:: Records for this exercise

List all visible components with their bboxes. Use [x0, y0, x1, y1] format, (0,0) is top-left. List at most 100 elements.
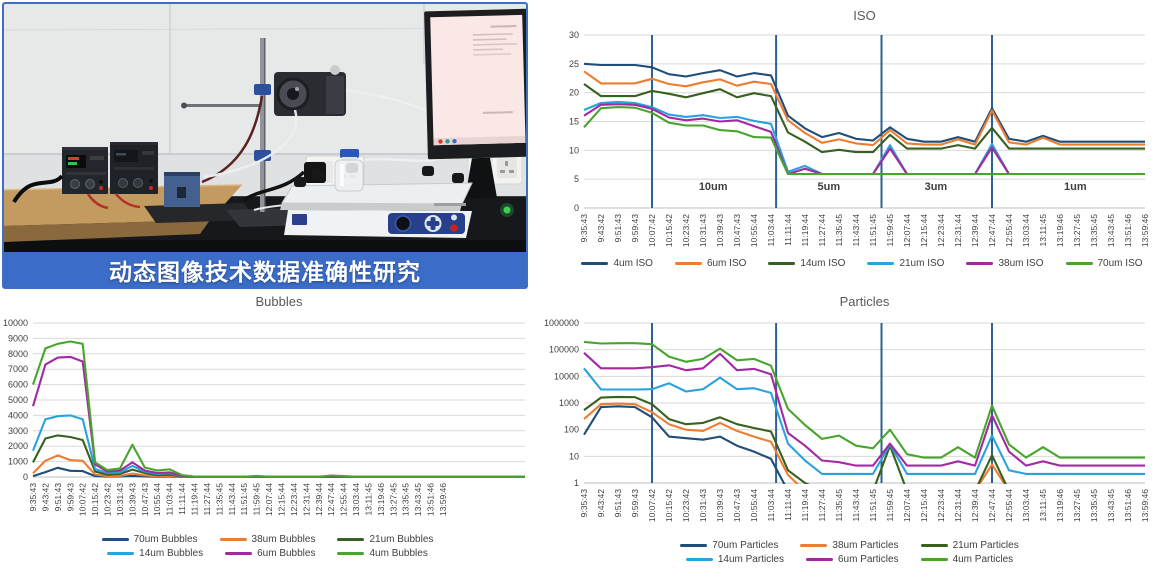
x-tick-label: 9:35:43: [579, 489, 589, 518]
bubbles-chart: 0 1000 2000 3000 4000 5000 6000 7000 8000 9000 100…: [0, 290, 535, 572]
particles-x-axis: 9:35:43 9:43:42 9:51:43 9:59:43 10:07:42 10:1…: [579, 489, 1150, 522]
iso-legend: 4um ISO 6um ISO 14um ISO 21um ISO 38um ISO 70…: [560, 258, 1164, 269]
legend-swatch: [337, 552, 365, 555]
y-tick-label: 5000: [8, 395, 28, 405]
x-tick-label: 12:55:44: [339, 483, 349, 516]
x-tick-label: 12:07:44: [264, 483, 274, 516]
x-tick-label: 10:39:43: [715, 489, 725, 522]
x-tick-label: 11:43:44: [851, 489, 861, 522]
particles-plot-svg: 1 10 100 1000 10000 100000 1000000 Particles 9:3…: [544, 294, 1150, 522]
legend-label: 6um ISO: [706, 258, 747, 269]
x-tick-label: 10:55:44: [152, 483, 162, 516]
x-tick-label: 9:43:42: [596, 489, 606, 518]
legend-label: 14um Bubbles: [139, 548, 204, 559]
x-tick-label: 13:51:46: [426, 483, 436, 516]
iso-plot-svg: 0 5 10 15 20 25 30 ISO 9:35:43 9:43:42 9:51:43 9:59…: [569, 8, 1150, 247]
x-tick-label: 9:35:43: [579, 214, 589, 243]
monitor: [424, 8, 526, 199]
legend-item-14um-iso: 14um ISO: [768, 258, 845, 269]
x-tick-label: 11:35:45: [214, 483, 224, 516]
x-tick-label: 12:47:44: [987, 489, 997, 522]
x-tick-label: 13:19:46: [376, 483, 386, 516]
x-tick-label: 11:35:45: [834, 489, 844, 522]
x-tick-label: 11:11:44: [177, 483, 187, 515]
x-tick-label: 11:59:45: [885, 489, 895, 522]
x-tick-label: 11:19:44: [190, 483, 200, 516]
x-tick-label: 9:35:43: [28, 483, 38, 512]
legend-label: 4um ISO: [613, 258, 653, 269]
x-tick-label: 11:19:44: [800, 489, 810, 522]
x-tick-label: 12:23:44: [936, 489, 946, 522]
legend-swatch: [685, 558, 713, 561]
caption-text: 动态图像技术数据准确性研究: [109, 258, 421, 285]
legend-label: 21um Particles: [952, 540, 1019, 551]
legend-swatch: [920, 558, 948, 561]
x-tick-label: 13:43:45: [1106, 214, 1116, 247]
x-tick-label: 12:07:44: [902, 214, 912, 247]
legend-swatch: [337, 538, 365, 541]
x-tick-label: 10:23:42: [681, 489, 691, 522]
legend-item-21um-iso: 21um ISO: [867, 258, 944, 269]
x-tick-label: 13:51:46: [1123, 489, 1133, 522]
bubbles-x-axis: 9:35:43 9:43:42 9:51:43 9:59:43 10:07:42 10:1…: [28, 483, 448, 516]
series-14um-particles: [583, 367, 1145, 475]
legend-item-21um-particles: 21um Particles: [920, 540, 1019, 551]
legend-item-14um-bubbles: 14um Bubbles: [107, 548, 203, 559]
y-tick-label: 1000: [8, 457, 28, 467]
x-tick-label: 11:43:44: [851, 214, 861, 247]
x-tick-label: 13:51:46: [1123, 214, 1133, 247]
x-tick-label: 13:59:46: [438, 483, 448, 516]
region-label-3um: 3um: [925, 181, 948, 193]
x-tick-label: 9:43:42: [596, 214, 606, 243]
series-6um-iso: [583, 70, 1145, 147]
legend-label: 4um Bubbles: [369, 548, 428, 559]
y-tick-label: 6000: [8, 380, 28, 390]
x-tick-label: 13:35:45: [1089, 214, 1099, 247]
lab-setup-photo: 动态图像技术数据准确性研究: [2, 2, 528, 289]
peristaltic-pump: [274, 65, 346, 116]
legend-item-38um-particles: 38um Particles: [800, 540, 899, 551]
series-21um-iso: [583, 100, 1145, 176]
x-tick-label: 11:43:44: [227, 483, 237, 516]
x-tick-label: 12:31:44: [953, 489, 963, 522]
power-supply-right: [110, 142, 158, 194]
x-tick-label: 13:19:46: [1055, 214, 1065, 247]
x-tick-label: 10:55:44: [749, 214, 759, 247]
x-tick-label: 9:59:43: [630, 214, 640, 243]
x-tick-label: 10:15:42: [90, 483, 100, 516]
legend-label: 14um ISO: [800, 258, 846, 269]
x-tick-label: 9:51:43: [613, 214, 623, 243]
legend-label: 38um Particles: [832, 540, 899, 551]
legend-swatch: [966, 262, 994, 265]
y-tick-label: 10000: [3, 318, 28, 328]
legend-label: 70um Bubbles: [133, 534, 198, 545]
power-cable: [12, 174, 64, 204]
x-tick-label: 13:27:45: [1072, 214, 1082, 247]
legend-label: 21um Bubbles: [369, 534, 434, 545]
x-tick-label: 13:19:46: [1055, 489, 1065, 522]
x-tick-label: 12:47:44: [987, 214, 997, 247]
x-tick-label: 10:31:43: [115, 483, 125, 516]
x-tick-label: 13:59:46: [1140, 489, 1150, 522]
legend-swatch: [674, 262, 702, 265]
x-tick-label: 13:03:44: [351, 483, 361, 516]
x-tick-label: 11:27:44: [817, 214, 827, 247]
x-tick-label: 12:07:44: [902, 489, 912, 522]
x-tick-label: 9:51:43: [613, 489, 623, 518]
y-tick-label: 7000: [8, 364, 28, 374]
bubbles-series-group: [32, 340, 525, 478]
monitor-stand: [464, 157, 497, 199]
x-tick-label: 13:27:45: [1072, 489, 1082, 522]
legend-item-4um-iso: 4um ISO: [581, 258, 653, 269]
legend-item-70um-particles: 70um Particles: [680, 540, 778, 551]
x-tick-label: 12:47:44: [326, 483, 336, 516]
x-tick-label: 13:59:46: [1140, 214, 1150, 247]
x-tick-label: 9:59:43: [630, 489, 640, 518]
legend-item-6um-iso: 6um ISO: [674, 258, 747, 269]
legend-swatch: [920, 544, 948, 547]
x-tick-label: 13:27:45: [388, 483, 398, 516]
particles-series-group: [583, 340, 1145, 484]
x-tick-label: 11:51:45: [868, 489, 878, 522]
y-tick-label: 1000000: [544, 318, 579, 328]
legend-item-4um-bubbles: 4um Bubbles: [337, 548, 428, 559]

::::

- Your task
Return all of the data above line for line, unchanged, but leave out any pictures.

- Answer to this problem
List all visible components with their bboxes. Use [x0, y0, x1, y1] format, (0,0) is top-left. List at most 100 elements.
x-tick-label: 9:35:43: [579, 489, 589, 518]
bubbles-chart: 0 1000 2000 3000 4000 5000 6000 7000 8000 9000 100…: [0, 290, 535, 572]
particles-x-axis: 9:35:43 9:43:42 9:51:43 9:59:43 10:07:42 10:1…: [579, 489, 1150, 522]
iso-legend: 4um ISO 6um ISO 14um ISO 21um ISO 38um ISO 70…: [560, 258, 1164, 269]
legend-swatch: [337, 552, 365, 555]
y-tick-label: 5000: [8, 395, 28, 405]
x-tick-label: 12:55:44: [339, 483, 349, 516]
x-tick-label: 12:07:44: [264, 483, 274, 516]
x-tick-label: 10:39:43: [715, 489, 725, 522]
x-tick-label: 11:43:44: [851, 489, 861, 522]
particles-plot-svg: 1 10 100 1000 10000 100000 1000000 Particles 9:3…: [544, 294, 1150, 522]
legend-label: 6um ISO: [706, 258, 747, 269]
x-tick-label: 10:55:44: [152, 483, 162, 516]
x-tick-label: 9:43:42: [596, 489, 606, 518]
legend-label: 14um Bubbles: [139, 548, 204, 559]
x-tick-label: 13:51:46: [426, 483, 436, 516]
iso-plot-svg: 0 5 10 15 20 25 30 ISO 9:35:43 9:43:42 9:51:43 9:59…: [569, 8, 1150, 247]
x-tick-label: 9:35:43: [579, 214, 589, 243]
monitor: [424, 8, 526, 199]
legend-item-14um-iso: 14um ISO: [768, 258, 845, 269]
x-tick-label: 11:35:45: [214, 483, 224, 516]
x-tick-label: 12:47:44: [987, 489, 997, 522]
x-tick-label: 13:19:46: [376, 483, 386, 516]
x-tick-label: 11:35:45: [834, 489, 844, 522]
x-tick-label: 11:11:44: [177, 483, 187, 515]
x-tick-label: 11:59:45: [885, 489, 895, 522]
x-tick-label: 11:19:44: [190, 483, 200, 516]
x-tick-label: 9:35:43: [28, 483, 38, 512]
legend-label: 4um ISO: [613, 258, 653, 269]
x-tick-label: 11:19:44: [800, 489, 810, 522]
x-tick-label: 12:23:44: [936, 489, 946, 522]
legend-swatch: [685, 558, 713, 561]
caption-text: 动态图像技术数据准确性研究: [109, 258, 421, 285]
legend-label: 21um Particles: [952, 540, 1019, 551]
legend-swatch: [920, 558, 948, 561]
x-tick-label: 13:43:45: [1106, 214, 1116, 247]
x-tick-label: 12:07:44: [902, 214, 912, 247]
legend-swatch: [337, 538, 365, 541]
x-tick-label: 10:23:42: [681, 489, 691, 522]
legend-item-21um-iso: 21um ISO: [867, 258, 944, 269]
x-tick-label: 13:51:46: [1123, 489, 1133, 522]
bubbles-x-axis: 9:35:43 9:43:42 9:51:43 9:59:43 10:07:42 10:1…: [28, 483, 448, 516]
series-14um-particles: [583, 367, 1145, 475]
legend-item-21um-particles: 21um Particles: [920, 540, 1019, 551]
legend-item-14um-bubbles: 14um Bubbles: [107, 548, 203, 559]
y-tick-label: 1000: [8, 457, 28, 467]
x-tick-label: 11:43:44: [851, 214, 861, 247]
x-tick-label: 13:51:46: [1123, 214, 1133, 247]
x-tick-label: 13:59:46: [438, 483, 448, 516]
region-label-3um: 3um: [925, 181, 948, 193]
x-tick-label: 9:43:42: [596, 214, 606, 243]
series-6um-iso: [583, 70, 1145, 147]
legend-label: 4um Bubbles: [369, 548, 428, 559]
y-tick-label: 6000: [8, 380, 28, 390]
x-tick-label: 13:35:45: [1089, 214, 1099, 247]
lab-setup-photo: 动态图像技术数据准确性研究: [2, 2, 528, 289]
peristaltic-pump: [274, 65, 346, 116]
legend-item-38um-particles: 38um Particles: [800, 540, 899, 551]
series-21um-iso: [583, 100, 1145, 176]
x-tick-label: 11:43:44: [227, 483, 237, 516]
x-tick-label: 12:31:44: [953, 489, 963, 522]
power-supply-right: [110, 142, 158, 194]
x-tick-label: 13:19:46: [1055, 214, 1065, 247]
x-tick-label: 10:55:44: [749, 214, 759, 247]
x-tick-label: 9:59:43: [630, 214, 640, 243]
x-tick-label: 10:15:42: [90, 483, 100, 516]
legend-label: 14um ISO: [800, 258, 846, 269]
x-tick-label: 9:51:43: [613, 214, 623, 243]
legend-label: 38um Particles: [832, 540, 899, 551]
legend-swatch: [966, 262, 994, 265]
y-tick-label: 10000: [3, 318, 28, 328]
legend-label: 70um Bubbles: [133, 534, 198, 545]
power-cable: [12, 174, 64, 204]
x-tick-label: 13:27:45: [1072, 214, 1082, 247]
legend-label: 21um Bubbles: [369, 534, 434, 545]
x-tick-label: 13:19:46: [1055, 489, 1065, 522]
x-tick-label: 12:47:44: [987, 214, 997, 247]
x-tick-label: 10:31:43: [115, 483, 125, 516]
x-tick-label: 13:59:46: [1140, 489, 1150, 522]
legend-swatch: [674, 262, 702, 265]
x-tick-label: 13:03:44: [351, 483, 361, 516]
x-tick-label: 11:27:44: [817, 214, 827, 247]
x-tick-label: 12:07:44: [902, 489, 912, 522]
x-tick-label: 9:51:43: [613, 489, 623, 518]
y-tick-label: 7000: [8, 364, 28, 374]
bubbles-series-group: [32, 340, 525, 478]
monitor-stand: [464, 157, 497, 199]
x-tick-label: 13:27:45: [1072, 489, 1082, 522]
legend-item-4um-iso: 4um ISO: [581, 258, 653, 269]
legend-item-70um-particles: 70um Particles: [680, 540, 778, 551]
x-tick-label: 12:47:44: [326, 483, 336, 516]
x-tick-label: 13:59:46: [1140, 214, 1150, 247]
x-tick-label: 9:59:43: [630, 489, 640, 518]
legend-item-6um-iso: 6um ISO: [674, 258, 747, 269]
legend-swatch: [920, 544, 948, 547]
x-tick-label: 13:27:45: [388, 483, 398, 516]
particles-series-group: [583, 340, 1145, 484]
x-tick-label: 11:51:45: [868, 489, 878, 522]
y-tick-label: 1000000: [544, 318, 579, 328]
legend-item-4um-bubbles: 4um Bubbles: [337, 548, 428, 559]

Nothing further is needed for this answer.